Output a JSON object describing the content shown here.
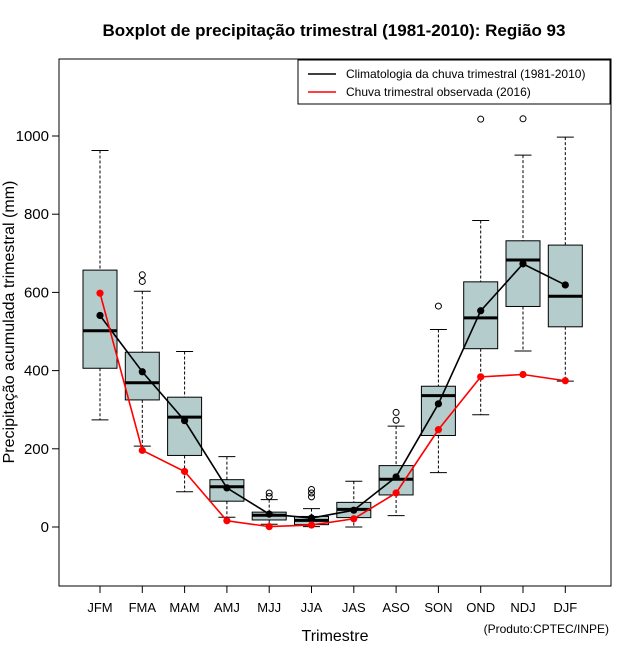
{
  "chart_data": {
    "type": "boxplot",
    "title": "Boxplot de precipitação trimestral (1981-2010): Região 93",
    "xlabel": "Trimestre",
    "ylabel": "Precipitação acumulada trimestral (mm)",
    "credit": "(Produto:CPTEC/INPE)",
    "ylim": [
      -150,
      1140
    ],
    "yticks": [
      0,
      200,
      400,
      600,
      800,
      1000
    ],
    "categories": [
      "JFM",
      "FMA",
      "MAM",
      "AMJ",
      "MJJ",
      "JJA",
      "JAS",
      "ASO",
      "SON",
      "OND",
      "NDJ",
      "DJF"
    ],
    "boxes": [
      {
        "low": 274,
        "q1": 406,
        "median": 502,
        "q3": 657,
        "high": 963,
        "outliers": []
      },
      {
        "low": 207,
        "q1": 325,
        "median": 369,
        "q3": 447,
        "high": 603,
        "outliers": [
          628,
          645
        ]
      },
      {
        "low": 90,
        "q1": 183,
        "median": 281,
        "q3": 332,
        "high": 449,
        "outliers": []
      },
      {
        "low": 25,
        "q1": 66,
        "median": 103,
        "q3": 121,
        "high": 180,
        "outliers": []
      },
      {
        "low": 7,
        "q1": 18,
        "median": 30,
        "q3": 38,
        "high": 70,
        "outliers": [
          78,
          87
        ]
      },
      {
        "low": 1,
        "q1": 6,
        "median": 17,
        "q3": 27,
        "high": 47,
        "outliers": [
          77,
          87,
          96
        ]
      },
      {
        "low": 0,
        "q1": 24,
        "median": 45,
        "q3": 63,
        "high": 117,
        "outliers": []
      },
      {
        "low": 29,
        "q1": 82,
        "median": 122,
        "q3": 157,
        "high": 258,
        "outliers": [
          273,
          293
        ]
      },
      {
        "low": 139,
        "q1": 234,
        "median": 336,
        "q3": 360,
        "high": 505,
        "outliers": [
          565
        ]
      },
      {
        "low": 287,
        "q1": 456,
        "median": 535,
        "q3": 627,
        "high": 784,
        "outliers": [
          1043
        ]
      },
      {
        "low": 450,
        "q1": 564,
        "median": 683,
        "q3": 732,
        "high": 951,
        "outliers": [
          1044
        ]
      },
      {
        "low": 373,
        "q1": 512,
        "median": 590,
        "q3": 721,
        "high": 997,
        "outliers": []
      }
    ],
    "series": [
      {
        "name": "Climatologia da chuva trimestral (1981-2010)",
        "color": "#000000",
        "values": [
          541,
          397,
          272,
          100,
          33,
          23,
          43,
          128,
          315,
          553,
          673,
          619
        ]
      },
      {
        "name": "Chuva trimestral observada (2016)",
        "color": "#ff0000",
        "values": [
          598,
          196,
          142,
          16,
          1,
          5,
          21,
          87,
          249,
          384,
          390,
          374
        ]
      }
    ],
    "legend_position": "top-right",
    "box_fill": "#b4cccc"
  }
}
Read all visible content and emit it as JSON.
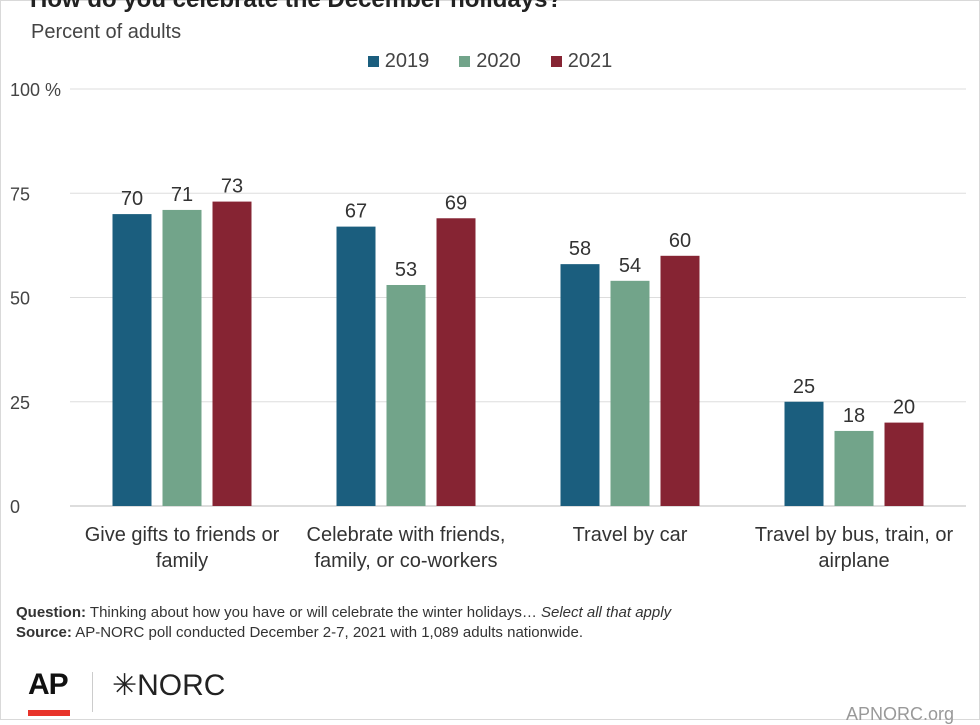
{
  "title": "How do you celebrate the December holidays?",
  "subtitle": "Percent of adults",
  "chart_data": {
    "type": "bar",
    "categories": [
      [
        "Give gifts to friends or",
        "family"
      ],
      [
        "Celebrate with friends,",
        "family, or co-workers"
      ],
      [
        "Travel by car",
        ""
      ],
      [
        "Travel by bus, train, or",
        "airplane"
      ]
    ],
    "series": [
      {
        "name": "2019",
        "color": "#1b5e7e",
        "values": [
          70,
          67,
          58,
          25
        ]
      },
      {
        "name": "2020",
        "color": "#72a48a",
        "values": [
          71,
          53,
          54,
          18
        ]
      },
      {
        "name": "2021",
        "color": "#862433",
        "values": [
          73,
          69,
          60,
          20
        ]
      }
    ],
    "ylim": [
      0,
      100
    ],
    "yticks": [
      0,
      25,
      50,
      75,
      100
    ],
    "ytick_labels": [
      "0",
      "25",
      "50",
      "75",
      "100 %"
    ],
    "grid": true,
    "legend": "top-center"
  },
  "notes": {
    "question_label": "Question:",
    "question_text": "Thinking about how you have or will celebrate the winter holidays…",
    "question_em": "Select all that apply",
    "source_label": "Source:",
    "source_text": "AP-NORC poll conducted December 2-7, 2021 with 1,089 adults nationwide."
  },
  "logos": {
    "ap": "AP",
    "norc": "✳NORC",
    "site": "APNORC.org"
  }
}
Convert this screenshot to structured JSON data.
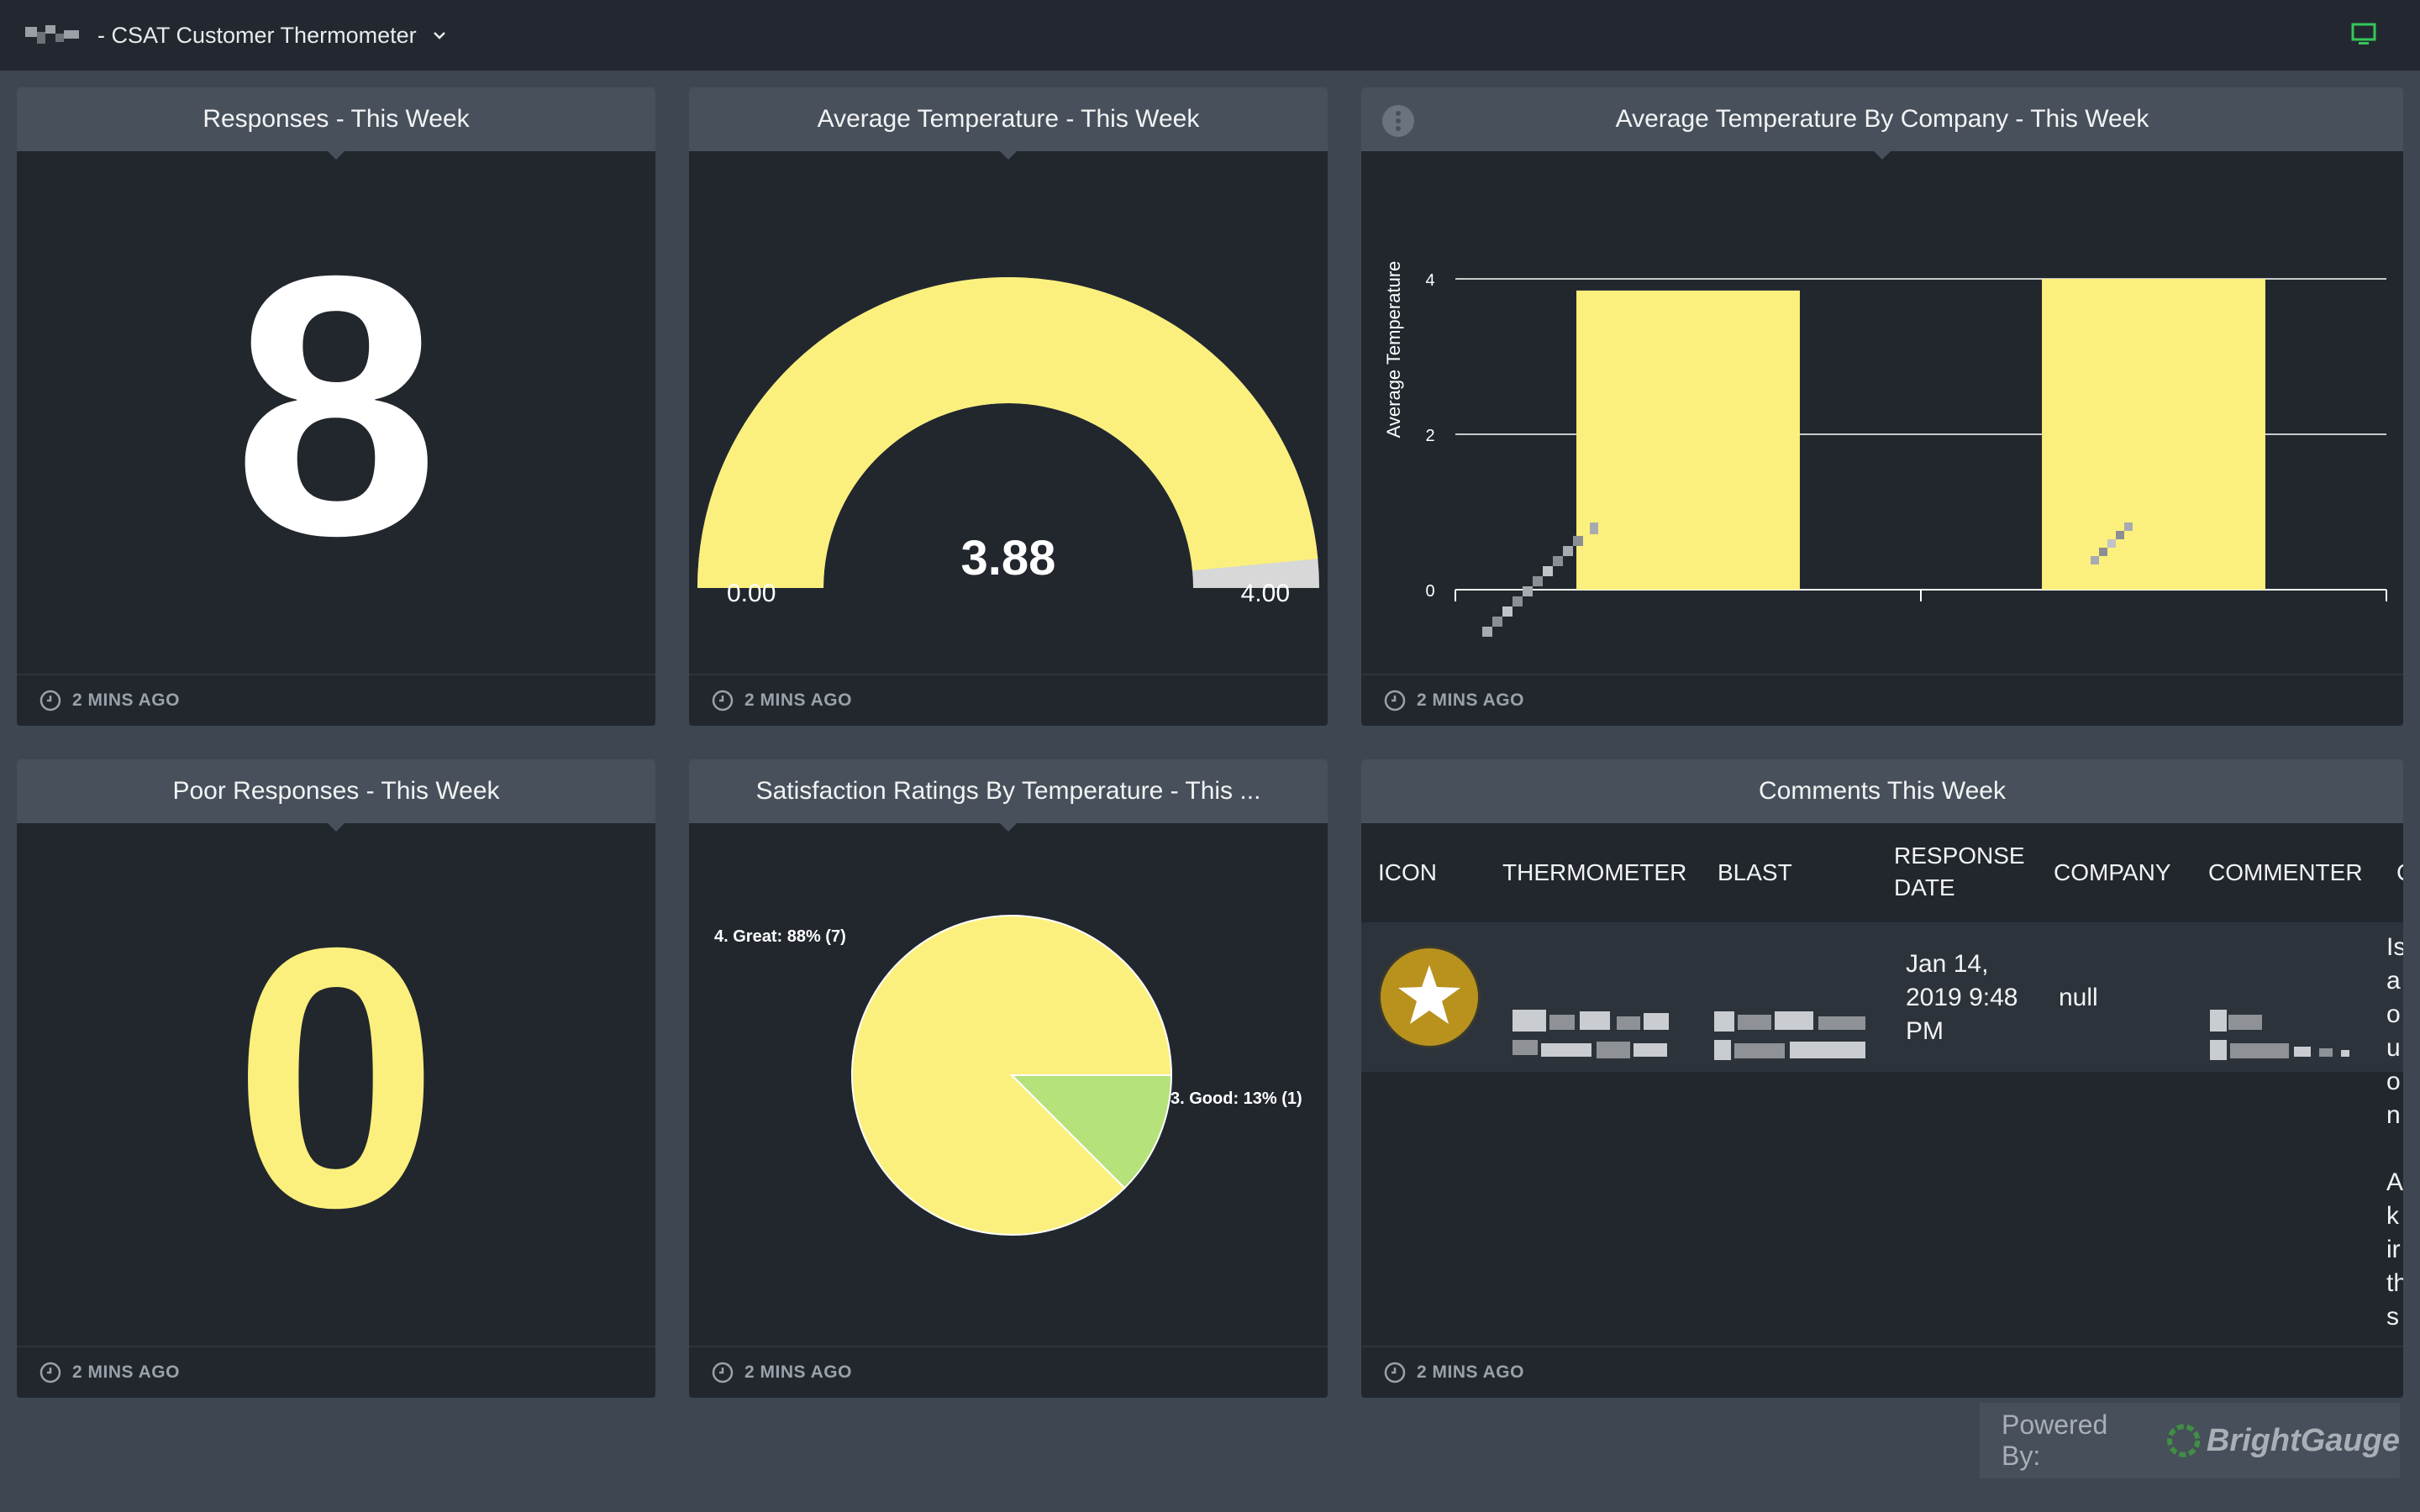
{
  "topbar": {
    "title": "- CSAT Customer Thermometer"
  },
  "panels": {
    "responses": {
      "title": "Responses - This Week",
      "value": "8",
      "updated": "2 MINS AGO"
    },
    "avg_temp": {
      "title": "Average Temperature - This Week",
      "value": "3.88",
      "min": "0.00",
      "max": "4.00",
      "updated": "2 MINS AGO"
    },
    "avg_temp_company": {
      "title": "Average Temperature By Company - This Week",
      "updated": "2 MINS AGO"
    },
    "poor": {
      "title": "Poor Responses - This Week",
      "value": "0",
      "updated": "2 MINS AGO"
    },
    "satisfaction": {
      "title": "Satisfaction Ratings By Temperature - This ...",
      "updated": "2 MINS AGO"
    },
    "comments": {
      "title": "Comments This Week",
      "updated": "2 MINS AGO",
      "columns": [
        "ICON",
        "THERMOMETER",
        "BLAST",
        "RESPONSE DATE",
        "COMPANY",
        "COMMENTER"
      ],
      "rows": [
        {
          "response_date": "Jan 14, 2019 9:48 PM",
          "company": "null"
        }
      ],
      "cut_column_letters": [
        "Is",
        "a",
        "o",
        "u",
        "o",
        "n",
        "A",
        "k",
        "ir",
        "th",
        "s"
      ]
    }
  },
  "chart_data": [
    {
      "type": "gauge",
      "value": 3.88,
      "min": 0,
      "max": 4,
      "min_label": "0.00",
      "max_label": "4.00",
      "value_label": "3.88"
    },
    {
      "type": "bar",
      "categories": [
        "",
        ""
      ],
      "values": [
        3.85,
        4.0
      ],
      "ylabel": "Average Temperature",
      "ylim": [
        0,
        4
      ],
      "yticks": [
        "0",
        "2",
        "4"
      ],
      "grid": true,
      "color": "#fbf07d"
    },
    {
      "type": "pie",
      "slices": [
        {
          "label": "4. Great: 88% (7)",
          "value": 7,
          "percent": 88,
          "color": "#fbf07d"
        },
        {
          "label": "3. Good: 13% (1)",
          "value": 1,
          "percent": 13,
          "color": "#b5e27a"
        }
      ]
    }
  ],
  "footer": {
    "powered_label": "Powered By:",
    "brand": "BrightGauge"
  },
  "colors": {
    "accent_yellow": "#fbf07d",
    "accent_green": "#b5e27a",
    "panel_bg": "#22272e",
    "header_bg": "#48515b",
    "page_bg": "#3e4751",
    "gold": "#b8921d"
  }
}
# # # # # # #
**Instruction**
Skipping the pictures, transcribe each line above exactly as it appears.

**Response**
Output a JSON object describing the content shown here.
{
  "chart_data": {
    "type": "boxplot",
    "title": "Boxplot de precipitação trimestral (1981-2010): Região 93",
    "xlabel": "Trimestre",
    "ylabel": "Precipitação acumulada trimestral (mm)",
    "credit": "(Produto:CPTEC/INPE)",
    "ylim": [
      -150,
      1140
    ],
    "yticks": [
      0,
      200,
      400,
      600,
      800,
      1000
    ],
    "categories": [
      "JFM",
      "FMA",
      "MAM",
      "AMJ",
      "MJJ",
      "JJA",
      "JAS",
      "ASO",
      "SON",
      "OND",
      "NDJ",
      "DJF"
    ],
    "boxes": [
      {
        "low": 274,
        "q1": 406,
        "median": 502,
        "q3": 657,
        "high": 963,
        "outliers": []
      },
      {
        "low": 207,
        "q1": 325,
        "median": 369,
        "q3": 447,
        "high": 603,
        "outliers": [
          628,
          645
        ]
      },
      {
        "low": 90,
        "q1": 183,
        "median": 281,
        "q3": 332,
        "high": 449,
        "outliers": []
      },
      {
        "low": 25,
        "q1": 66,
        "median": 103,
        "q3": 121,
        "high": 180,
        "outliers": []
      },
      {
        "low": 7,
        "q1": 18,
        "median": 30,
        "q3": 38,
        "high": 70,
        "outliers": [
          78,
          87
        ]
      },
      {
        "low": 1,
        "q1": 6,
        "median": 17,
        "q3": 27,
        "high": 47,
        "outliers": [
          77,
          87,
          96
        ]
      },
      {
        "low": 0,
        "q1": 24,
        "median": 45,
        "q3": 63,
        "high": 117,
        "outliers": []
      },
      {
        "low": 29,
        "q1": 82,
        "median": 122,
        "q3": 157,
        "high": 258,
        "outliers": [
          273,
          293
        ]
      },
      {
        "low": 139,
        "q1": 234,
        "median": 336,
        "q3": 360,
        "high": 505,
        "outliers": [
          565
        ]
      },
      {
        "low": 287,
        "q1": 456,
        "median": 535,
        "q3": 627,
        "high": 784,
        "outliers": [
          1043
        ]
      },
      {
        "low": 450,
        "q1": 564,
        "median": 683,
        "q3": 732,
        "high": 951,
        "outliers": [
          1044
        ]
      },
      {
        "low": 373,
        "q1": 512,
        "median": 590,
        "q3": 721,
        "high": 997,
        "outliers": []
      }
    ],
    "series": [
      {
        "name": "Climatologia da chuva trimestral (1981-2010)",
        "color": "#000000",
        "values": [
          541,
          397,
          272,
          100,
          33,
          23,
          43,
          128,
          315,
          553,
          673,
          619
        ]
      },
      {
        "name": "Chuva trimestral observada (2016)",
        "color": "#ff0000",
        "values": [
          598,
          196,
          142,
          16,
          1,
          5,
          21,
          87,
          249,
          384,
          390,
          374
        ]
      }
    ],
    "legend_position": "top-right",
    "box_fill": "#b4cccc"
  }
}
Read all visible content and emit it as JSON.
{
  "title": "How do you celebrate the December holidays?",
  "subtitle": "Percent of adults",
  "chart_data": {
    "type": "bar",
    "categories": [
      [
        "Give gifts to friends or",
        "family"
      ],
      [
        "Celebrate with friends,",
        "family, or co-workers"
      ],
      [
        "Travel by car",
        ""
      ],
      [
        "Travel by bus, train, or",
        "airplane"
      ]
    ],
    "series": [
      {
        "name": "2019",
        "color": "#1b5e7e",
        "values": [
          70,
          67,
          58,
          25
        ]
      },
      {
        "name": "2020",
        "color": "#72a48a",
        "values": [
          71,
          53,
          54,
          18
        ]
      },
      {
        "name": "2021",
        "color": "#862433",
        "values": [
          73,
          69,
          60,
          20
        ]
      }
    ],
    "ylim": [
      0,
      100
    ],
    "yticks": [
      0,
      25,
      50,
      75,
      100
    ],
    "ytick_labels": [
      "0",
      "25",
      "50",
      "75",
      "100 %"
    ],
    "grid": true,
    "legend": "top-center"
  },
  "notes": {
    "question_label": "Question:",
    "question_text": "Thinking about how you have or will celebrate the winter holidays…",
    "question_em": "Select all that apply",
    "source_label": "Source:",
    "source_text": "AP-NORC poll conducted December 2-7, 2021 with 1,089 adults nationwide."
  },
  "logos": {
    "ap": "AP",
    "norc": "✳NORC",
    "site": "APNORC.org"
  }
}
Convert this screenshot to structured JSON data.
{
  "topbar": {
    "title": "- CSAT Customer Thermometer"
  },
  "panels": {
    "responses": {
      "title": "Responses - This Week",
      "value": "8",
      "updated": "2 MINS AGO"
    },
    "avg_temp": {
      "title": "Average Temperature - This Week",
      "value": "3.88",
      "min": "0.00",
      "max": "4.00",
      "updated": "2 MINS AGO"
    },
    "avg_temp_company": {
      "title": "Average Temperature By Company - This Week",
      "updated": "2 MINS AGO"
    },
    "poor": {
      "title": "Poor Responses - This Week",
      "value": "0",
      "updated": "2 MINS AGO"
    },
    "satisfaction": {
      "title": "Satisfaction Ratings By Temperature - This ...",
      "updated": "2 MINS AGO"
    },
    "comments": {
      "title": "Comments This Week",
      "updated": "2 MINS AGO",
      "columns": [
        "ICON",
        "THERMOMETER",
        "BLAST",
        "RESPONSE DATE",
        "COMPANY",
        "COMMENTER"
      ],
      "rows": [
        {
          "response_date": "Jan 14, 2019 9:48 PM",
          "company": "null"
        }
      ],
      "cut_column_letters": [
        "Is",
        "a",
        "o",
        "u",
        "o",
        "n",
        "A",
        "k",
        "ir",
        "th",
        "s"
      ]
    }
  },
  "chart_data": [
    {
      "type": "gauge",
      "value": 3.88,
      "min": 0,
      "max": 4,
      "min_label": "0.00",
      "max_label": "4.00",
      "value_label": "3.88"
    },
    {
      "type": "bar",
      "categories": [
        "",
        ""
      ],
      "values": [
        3.85,
        4.0
      ],
      "ylabel": "Average Temperature",
      "ylim": [
        0,
        4
      ],
      "yticks": [
        "0",
        "2",
        "4"
      ],
      "grid": true,
      "color": "#fbf07d"
    },
    {
      "type": "pie",
      "slices": [
        {
          "label": "4. Great: 88% (7)",
          "value": 7,
          "percent": 88,
          "color": "#fbf07d"
        },
        {
          "label": "3. Good: 13% (1)",
          "value": 1,
          "percent": 13,
          "color": "#b5e27a"
        }
      ]
    }
  ],
  "footer": {
    "powered_label": "Powered By:",
    "brand": "BrightGauge"
  },
  "colors": {
    "accent_yellow": "#fbf07d",
    "accent_green": "#b5e27a",
    "panel_bg": "#22272e",
    "header_bg": "#48515b",
    "page_bg": "#3e4751",
    "gold": "#b8921d"
  }
}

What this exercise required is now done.